*SET TASK 1:* Using the court case listing of counsel and judges below, decide whether each statement agrees with it. Answer yes or no for each, quoting the deciding words. (a) Robert E. Hauberg served as U.S. Attorney in Jackson, Mississippi. (b) Fred B. Ugast appeared for Hardin and others. (c) Roney sat as Chief Judge.
*SET TASK 2:* Carry on the court case listing of counsel and judges below, starting right after its final line.

Robert E. Hauberg, U. S. Atty., Jackson, Miss., Fred B. Ugast, Acting Asst. Atty. Gen., Meyer Rothwacks, Atty., Tax Div., Dept. of Justice, Washington, D. C., Leonard J. Henzke, Jr., Harry Baum, Gary R. Allen, Attys., Tax Division, Department of Justice, Washington, D. C., for the United States.

James P. Knight, Jr., Jackson, Miss., Roland J. Mestayer, Jr., Ward, Mestayer & Knight, Pascagoula, Miss., for Hardin and others.

Before JOHN R. BROWN, Chief Judge, and INGRAHAM and RONEY, Circuit Judges.

*INFORMATION PROVIDED:*
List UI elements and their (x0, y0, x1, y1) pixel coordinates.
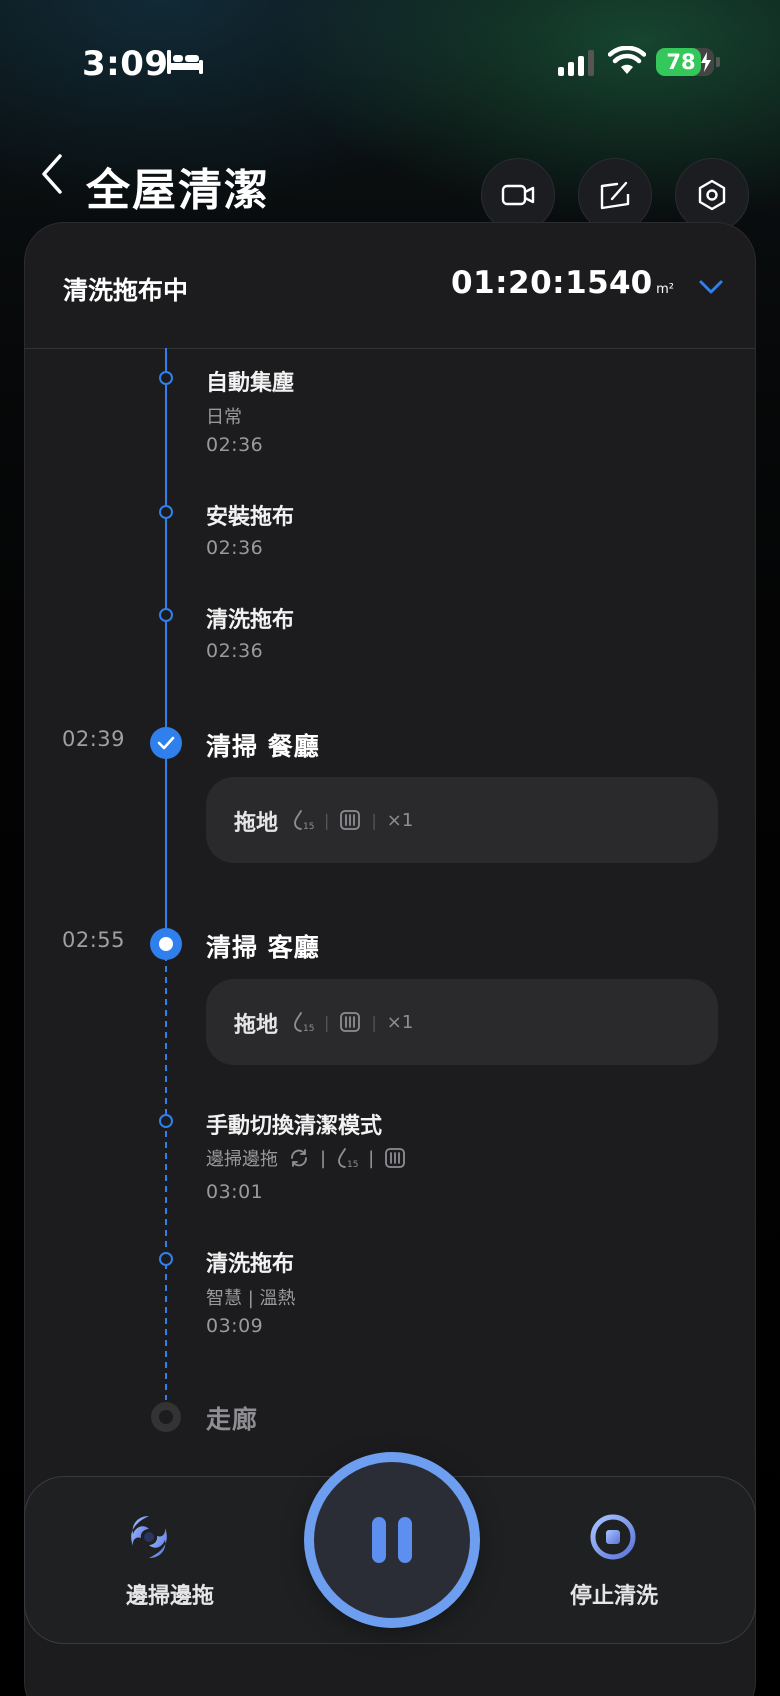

*EXERCISE OUTPUT 1:*
(a) Yes: "Robert E. Hauberg, U. S. Atty., Jackson, Miss."
(b) No: "Fred B. Ugast, Acting Asst. Atty. Gen." is among those listed "for the United States."
(c) No: "JOHN R. BROWN, Chief Judge, and INGRAHAM and RONEY, Circuit Judges."

*EXERCISE OUTPUT 2:*
JOHN R. BROWN, Chief Judge:

In this consolidated appeal of three Federal income tax refund suits the score thus far stands 2-1 in favor of the Government. The opposing line-up consists of Phillip B. Hardin (Taxpayer) and two of his wholly owned corporations manufacturing bread and other bakery products in Mississippi.1  Both corporations were thrown out in a double play when the District Court concluded that they had retained earnings and profits in amounts exceeding their reasonable business needs for the purpose of income tax avoidance and were therefore subject to the accumulated earnings tax imposed by Subchapter G of the Internal Revenue Code of 1954.2  Taxpayer averted a shut-out when the Court held that certain payments made by Hardin's Bakeries Corp. to Taxpayer's sister-in-law, while not deductible by the corporation as an ordinary and necessary business expense, were nevertheless also not includable in his gross income as informal or "constructive" dividends. Both sides seek an instant appellate replay.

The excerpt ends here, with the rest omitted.